"""

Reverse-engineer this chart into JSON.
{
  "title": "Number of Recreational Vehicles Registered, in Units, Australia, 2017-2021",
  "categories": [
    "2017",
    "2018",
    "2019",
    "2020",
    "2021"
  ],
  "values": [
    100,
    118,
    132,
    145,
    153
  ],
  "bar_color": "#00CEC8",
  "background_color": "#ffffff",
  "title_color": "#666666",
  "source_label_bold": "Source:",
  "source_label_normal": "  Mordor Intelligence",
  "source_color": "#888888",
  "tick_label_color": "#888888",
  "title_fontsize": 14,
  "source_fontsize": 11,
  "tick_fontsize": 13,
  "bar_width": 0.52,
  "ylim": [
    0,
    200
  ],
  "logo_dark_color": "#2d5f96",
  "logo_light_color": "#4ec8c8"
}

"""

**The task:** Print all of the entries exactly as they are written.

**Response to the task:**
Reverse-engineer this chart into JSON.
{
  "title": "Number of Recreational Vehicles Registered, in Units, Australia, 2017-2021",
  "categories": [
    "2017",
    "2018",
    "2019",
    "2020",
    "2021"
  ],
  "values": [
    100,
    118,
    132,
    145,
    153
  ],
  "bar_color": "#00CEC8",
  "background_color": "#ffffff",
  "title_color": "#666666",
  "source_label_bold": "Source:",
  "source_label_normal": "  Mordor Intelligence",
  "source_color": "#888888",
  "tick_label_color": "#888888",
  "title_fontsize": 14,
  "source_fontsize": 11,
  "tick_fontsize": 13,
  "bar_width": 0.52,
  "ylim": [
    0,
    200
  ],
  "logo_dark_color": "#2d5f96",
  "logo_light_color": "#4ec8c8"
}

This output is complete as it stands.